» WRITTEN PROBLEM
Report every line from the material that contains the word "houses".

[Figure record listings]

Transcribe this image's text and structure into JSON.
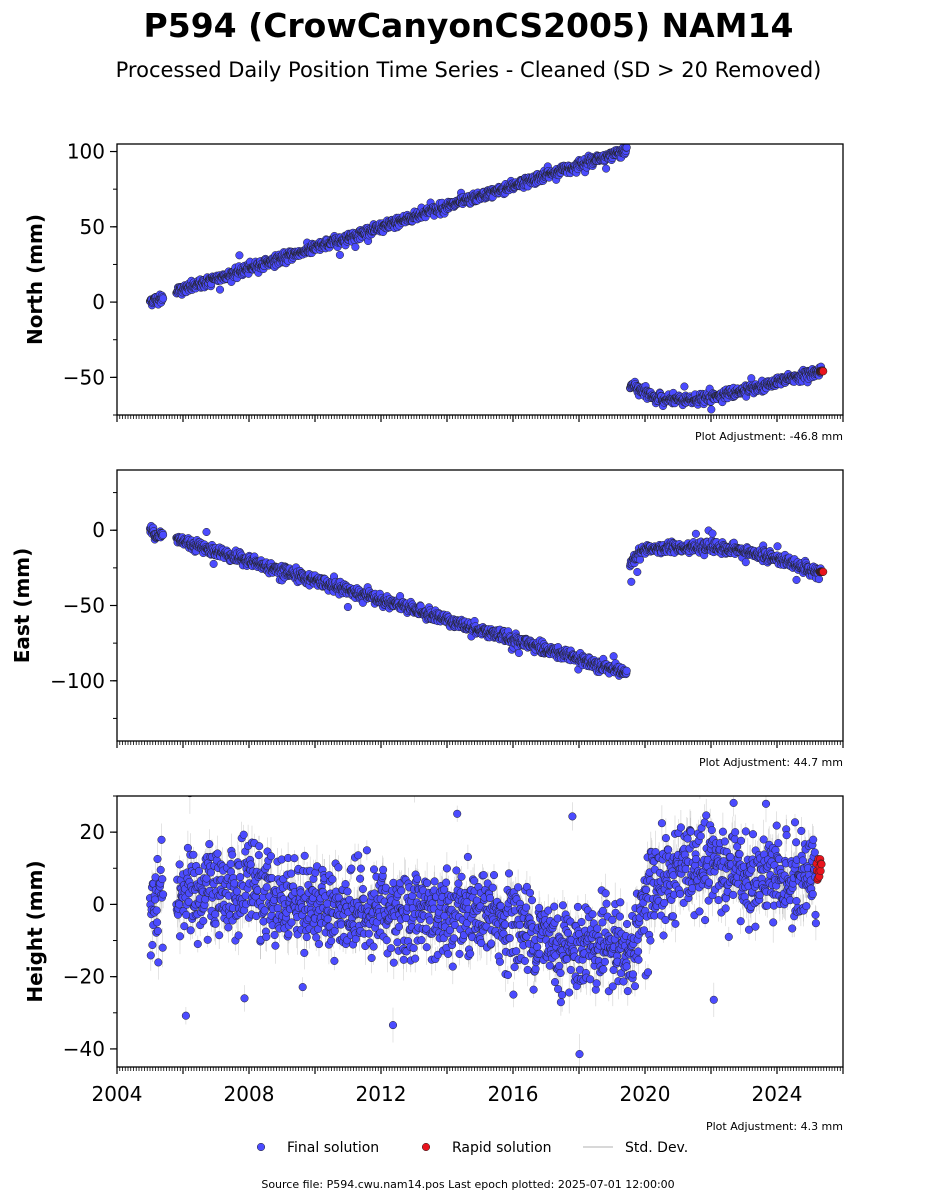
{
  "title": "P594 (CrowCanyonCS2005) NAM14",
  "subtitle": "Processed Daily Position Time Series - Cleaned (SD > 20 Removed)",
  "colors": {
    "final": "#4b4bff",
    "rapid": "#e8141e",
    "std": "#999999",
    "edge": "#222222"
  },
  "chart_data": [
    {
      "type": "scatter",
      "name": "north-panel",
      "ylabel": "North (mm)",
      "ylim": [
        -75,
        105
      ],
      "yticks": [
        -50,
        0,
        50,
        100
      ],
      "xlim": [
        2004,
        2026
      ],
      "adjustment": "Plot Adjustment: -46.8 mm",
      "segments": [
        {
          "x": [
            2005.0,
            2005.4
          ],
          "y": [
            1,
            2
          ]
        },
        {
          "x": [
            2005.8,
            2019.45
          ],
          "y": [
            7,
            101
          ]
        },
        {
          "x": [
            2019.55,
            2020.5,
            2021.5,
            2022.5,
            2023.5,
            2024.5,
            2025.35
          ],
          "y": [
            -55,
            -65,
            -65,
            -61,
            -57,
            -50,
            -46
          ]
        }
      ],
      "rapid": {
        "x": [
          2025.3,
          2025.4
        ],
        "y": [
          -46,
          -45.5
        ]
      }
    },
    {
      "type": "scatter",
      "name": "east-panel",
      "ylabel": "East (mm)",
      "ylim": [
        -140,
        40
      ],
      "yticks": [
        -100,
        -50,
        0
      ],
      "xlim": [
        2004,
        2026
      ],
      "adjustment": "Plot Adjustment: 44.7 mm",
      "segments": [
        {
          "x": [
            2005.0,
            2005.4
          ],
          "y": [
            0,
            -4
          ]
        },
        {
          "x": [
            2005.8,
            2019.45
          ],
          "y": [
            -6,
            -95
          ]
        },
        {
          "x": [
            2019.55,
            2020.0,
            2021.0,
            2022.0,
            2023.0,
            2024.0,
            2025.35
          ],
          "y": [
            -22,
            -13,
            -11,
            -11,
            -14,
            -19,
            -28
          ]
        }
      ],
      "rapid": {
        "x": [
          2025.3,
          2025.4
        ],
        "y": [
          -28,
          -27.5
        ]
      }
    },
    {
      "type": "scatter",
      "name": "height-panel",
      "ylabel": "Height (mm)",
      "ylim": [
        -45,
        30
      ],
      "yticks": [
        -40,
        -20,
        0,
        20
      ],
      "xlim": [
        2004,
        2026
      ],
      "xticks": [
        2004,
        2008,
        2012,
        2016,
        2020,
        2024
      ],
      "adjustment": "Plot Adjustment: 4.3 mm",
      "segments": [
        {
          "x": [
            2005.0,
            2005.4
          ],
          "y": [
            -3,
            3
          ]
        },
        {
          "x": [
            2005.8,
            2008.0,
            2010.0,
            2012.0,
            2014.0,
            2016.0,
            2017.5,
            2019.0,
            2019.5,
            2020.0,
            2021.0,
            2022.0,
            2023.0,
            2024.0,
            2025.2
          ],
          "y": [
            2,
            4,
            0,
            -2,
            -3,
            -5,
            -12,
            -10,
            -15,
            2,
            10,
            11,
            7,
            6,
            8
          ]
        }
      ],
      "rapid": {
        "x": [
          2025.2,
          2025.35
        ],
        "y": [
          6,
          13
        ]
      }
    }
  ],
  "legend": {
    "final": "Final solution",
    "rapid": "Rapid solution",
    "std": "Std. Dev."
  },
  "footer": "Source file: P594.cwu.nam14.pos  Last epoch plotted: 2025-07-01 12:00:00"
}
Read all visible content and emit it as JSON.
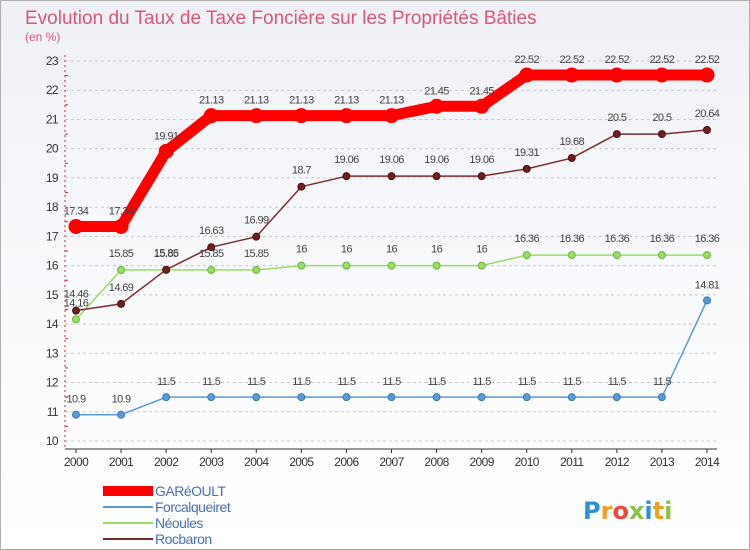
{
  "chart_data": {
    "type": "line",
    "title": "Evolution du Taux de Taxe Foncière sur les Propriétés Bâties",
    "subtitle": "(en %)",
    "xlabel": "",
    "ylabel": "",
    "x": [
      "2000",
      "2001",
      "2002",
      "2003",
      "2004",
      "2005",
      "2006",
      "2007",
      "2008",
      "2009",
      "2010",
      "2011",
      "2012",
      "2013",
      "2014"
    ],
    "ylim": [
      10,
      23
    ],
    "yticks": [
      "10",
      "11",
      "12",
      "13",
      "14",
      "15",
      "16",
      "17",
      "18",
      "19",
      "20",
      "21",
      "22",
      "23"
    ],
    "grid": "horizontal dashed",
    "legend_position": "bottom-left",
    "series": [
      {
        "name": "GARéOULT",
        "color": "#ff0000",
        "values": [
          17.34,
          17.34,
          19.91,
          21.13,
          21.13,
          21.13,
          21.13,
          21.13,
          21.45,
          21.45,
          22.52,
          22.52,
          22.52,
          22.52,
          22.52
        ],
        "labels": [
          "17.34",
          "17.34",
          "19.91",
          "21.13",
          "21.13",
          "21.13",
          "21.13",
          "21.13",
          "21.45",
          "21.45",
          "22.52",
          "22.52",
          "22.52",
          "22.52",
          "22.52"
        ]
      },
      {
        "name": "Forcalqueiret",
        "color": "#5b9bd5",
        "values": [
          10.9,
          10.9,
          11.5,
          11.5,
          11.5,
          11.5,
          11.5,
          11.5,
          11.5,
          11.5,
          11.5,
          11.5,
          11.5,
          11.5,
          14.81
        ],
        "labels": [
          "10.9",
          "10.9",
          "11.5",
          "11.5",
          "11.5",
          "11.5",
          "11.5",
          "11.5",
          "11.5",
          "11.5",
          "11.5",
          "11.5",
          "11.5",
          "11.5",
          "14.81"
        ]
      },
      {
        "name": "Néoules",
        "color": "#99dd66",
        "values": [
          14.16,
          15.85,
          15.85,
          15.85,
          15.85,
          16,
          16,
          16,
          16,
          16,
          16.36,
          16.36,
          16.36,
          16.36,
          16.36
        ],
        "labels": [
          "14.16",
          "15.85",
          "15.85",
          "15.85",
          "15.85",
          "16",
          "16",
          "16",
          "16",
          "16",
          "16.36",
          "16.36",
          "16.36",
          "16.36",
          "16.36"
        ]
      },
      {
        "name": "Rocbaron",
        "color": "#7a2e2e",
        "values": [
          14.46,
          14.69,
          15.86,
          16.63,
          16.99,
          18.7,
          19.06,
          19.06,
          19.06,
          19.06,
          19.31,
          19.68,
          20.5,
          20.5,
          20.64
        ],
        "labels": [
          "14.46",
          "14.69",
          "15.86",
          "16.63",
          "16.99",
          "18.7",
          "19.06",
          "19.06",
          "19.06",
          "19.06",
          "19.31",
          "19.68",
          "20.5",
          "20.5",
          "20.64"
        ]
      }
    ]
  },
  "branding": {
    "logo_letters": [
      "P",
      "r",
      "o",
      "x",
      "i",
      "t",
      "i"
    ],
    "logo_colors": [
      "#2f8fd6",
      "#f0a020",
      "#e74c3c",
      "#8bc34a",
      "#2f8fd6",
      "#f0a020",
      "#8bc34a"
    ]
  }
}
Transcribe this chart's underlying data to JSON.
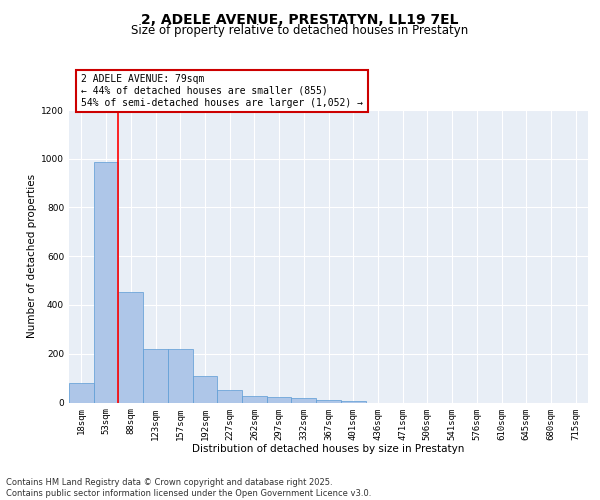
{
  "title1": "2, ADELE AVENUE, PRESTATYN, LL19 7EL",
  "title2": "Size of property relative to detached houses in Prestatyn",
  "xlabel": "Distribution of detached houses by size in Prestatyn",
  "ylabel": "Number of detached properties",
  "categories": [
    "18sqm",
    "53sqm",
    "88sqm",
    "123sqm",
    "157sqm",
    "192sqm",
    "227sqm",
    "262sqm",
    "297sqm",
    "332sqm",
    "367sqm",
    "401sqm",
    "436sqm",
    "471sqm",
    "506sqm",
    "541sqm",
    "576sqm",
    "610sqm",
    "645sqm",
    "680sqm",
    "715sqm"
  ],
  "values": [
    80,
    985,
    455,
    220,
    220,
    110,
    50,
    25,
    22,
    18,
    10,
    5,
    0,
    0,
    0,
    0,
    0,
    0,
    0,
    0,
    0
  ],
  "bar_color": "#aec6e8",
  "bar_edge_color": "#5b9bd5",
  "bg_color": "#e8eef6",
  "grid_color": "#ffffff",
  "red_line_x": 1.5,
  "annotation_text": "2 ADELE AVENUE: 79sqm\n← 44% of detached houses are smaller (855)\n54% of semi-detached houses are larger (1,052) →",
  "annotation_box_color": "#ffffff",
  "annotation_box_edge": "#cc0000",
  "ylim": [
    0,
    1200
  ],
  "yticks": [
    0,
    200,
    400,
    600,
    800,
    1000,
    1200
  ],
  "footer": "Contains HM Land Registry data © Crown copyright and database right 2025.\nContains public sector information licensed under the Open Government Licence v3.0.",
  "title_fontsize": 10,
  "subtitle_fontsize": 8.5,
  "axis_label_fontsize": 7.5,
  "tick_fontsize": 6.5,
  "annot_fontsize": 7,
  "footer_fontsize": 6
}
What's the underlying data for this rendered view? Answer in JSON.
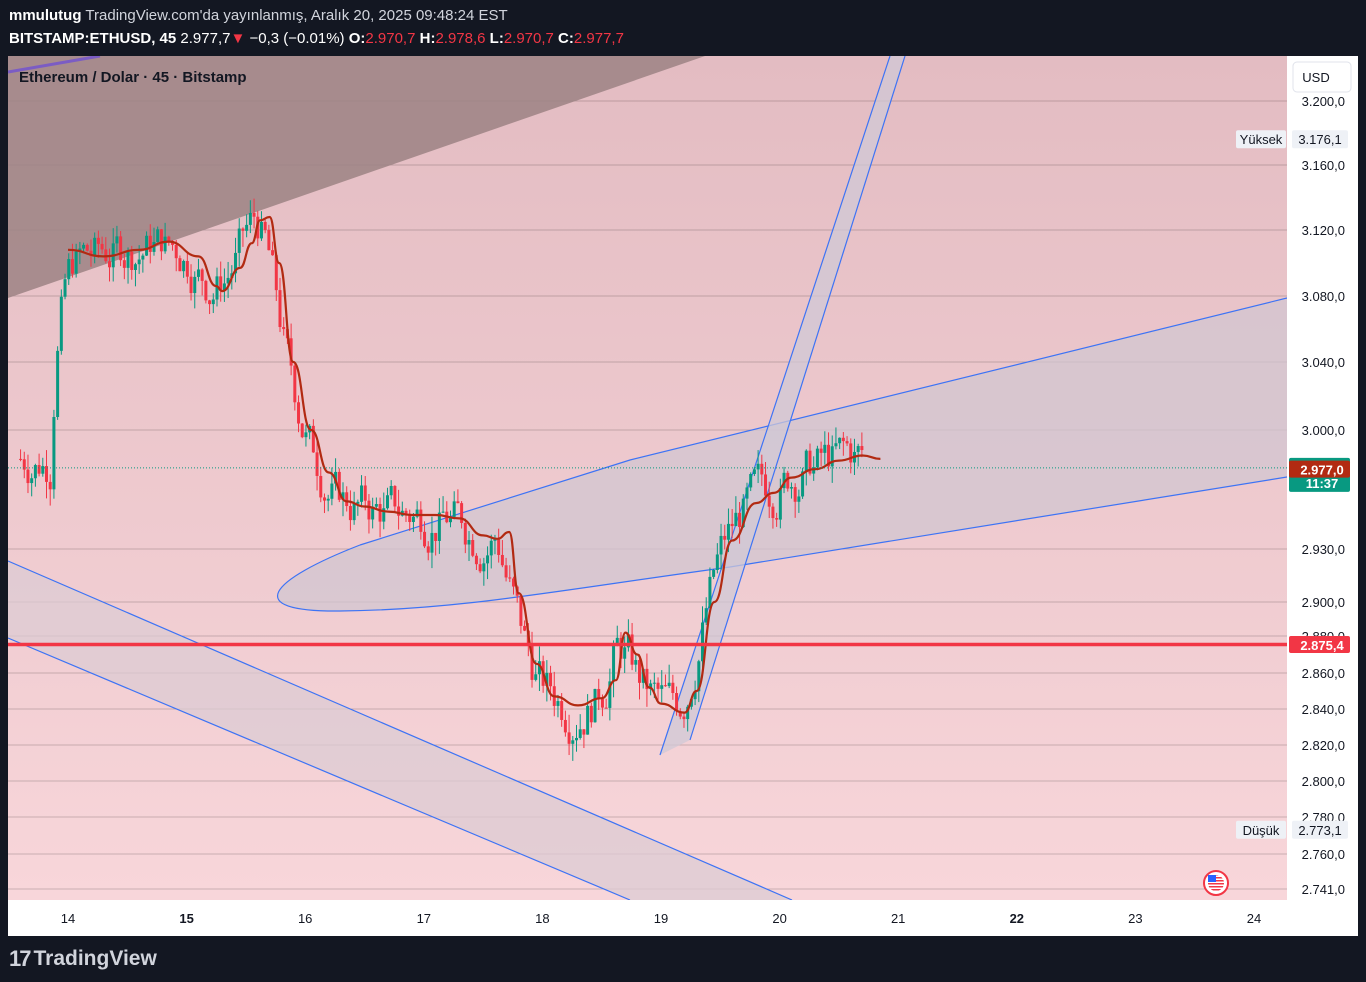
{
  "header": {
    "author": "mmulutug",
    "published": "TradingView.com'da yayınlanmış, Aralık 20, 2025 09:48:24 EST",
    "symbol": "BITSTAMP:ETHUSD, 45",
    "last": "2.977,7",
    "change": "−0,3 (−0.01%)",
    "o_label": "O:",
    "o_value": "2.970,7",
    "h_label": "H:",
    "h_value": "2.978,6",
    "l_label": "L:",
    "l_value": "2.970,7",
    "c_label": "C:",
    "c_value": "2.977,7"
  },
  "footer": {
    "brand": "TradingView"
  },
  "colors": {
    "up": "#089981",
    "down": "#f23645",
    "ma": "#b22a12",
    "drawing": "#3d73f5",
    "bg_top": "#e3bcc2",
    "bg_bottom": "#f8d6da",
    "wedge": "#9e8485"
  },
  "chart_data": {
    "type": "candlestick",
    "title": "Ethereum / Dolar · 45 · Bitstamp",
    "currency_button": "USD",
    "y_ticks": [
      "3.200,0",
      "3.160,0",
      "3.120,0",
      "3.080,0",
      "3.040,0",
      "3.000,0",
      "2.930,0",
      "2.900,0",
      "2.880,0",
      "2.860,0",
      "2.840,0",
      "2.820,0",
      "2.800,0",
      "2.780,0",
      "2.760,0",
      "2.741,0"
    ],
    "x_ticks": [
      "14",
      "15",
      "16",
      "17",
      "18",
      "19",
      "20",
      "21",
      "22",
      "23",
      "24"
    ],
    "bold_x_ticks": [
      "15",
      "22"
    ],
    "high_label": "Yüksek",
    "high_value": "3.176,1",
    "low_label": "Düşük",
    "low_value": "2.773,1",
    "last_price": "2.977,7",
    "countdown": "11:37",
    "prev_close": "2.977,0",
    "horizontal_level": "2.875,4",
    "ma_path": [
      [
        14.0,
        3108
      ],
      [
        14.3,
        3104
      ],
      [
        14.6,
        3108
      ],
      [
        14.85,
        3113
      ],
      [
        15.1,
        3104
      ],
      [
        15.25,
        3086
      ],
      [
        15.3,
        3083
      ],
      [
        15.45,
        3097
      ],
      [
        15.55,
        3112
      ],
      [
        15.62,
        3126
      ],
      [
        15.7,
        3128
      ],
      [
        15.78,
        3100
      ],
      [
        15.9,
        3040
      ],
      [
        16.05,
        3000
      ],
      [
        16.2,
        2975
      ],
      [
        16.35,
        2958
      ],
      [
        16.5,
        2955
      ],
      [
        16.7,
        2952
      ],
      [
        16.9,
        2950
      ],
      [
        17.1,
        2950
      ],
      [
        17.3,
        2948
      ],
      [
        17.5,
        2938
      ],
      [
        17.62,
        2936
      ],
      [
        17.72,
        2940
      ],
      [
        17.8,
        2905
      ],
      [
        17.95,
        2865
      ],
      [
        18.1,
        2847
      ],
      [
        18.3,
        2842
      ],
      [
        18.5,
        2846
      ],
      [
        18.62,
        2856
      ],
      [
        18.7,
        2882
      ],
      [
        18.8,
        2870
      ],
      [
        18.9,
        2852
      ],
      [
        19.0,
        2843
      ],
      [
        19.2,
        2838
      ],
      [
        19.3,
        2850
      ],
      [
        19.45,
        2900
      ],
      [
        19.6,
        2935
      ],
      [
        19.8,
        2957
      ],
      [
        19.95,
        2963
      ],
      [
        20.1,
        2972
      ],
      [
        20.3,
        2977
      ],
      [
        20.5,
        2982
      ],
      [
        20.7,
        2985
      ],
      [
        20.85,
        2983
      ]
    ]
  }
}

» EXERCISE RESULT
  "title2": "Size of property relative to detached houses in Prestatyn",
  "xlabel": "Distribution of detached houses by size in Prestatyn",
  "annotation_text": "2 ADELE AVENUE: 79sqm\n← 44% of detached houses are smaller (855)\n54% of semi-detached houses are larger (1,052) →",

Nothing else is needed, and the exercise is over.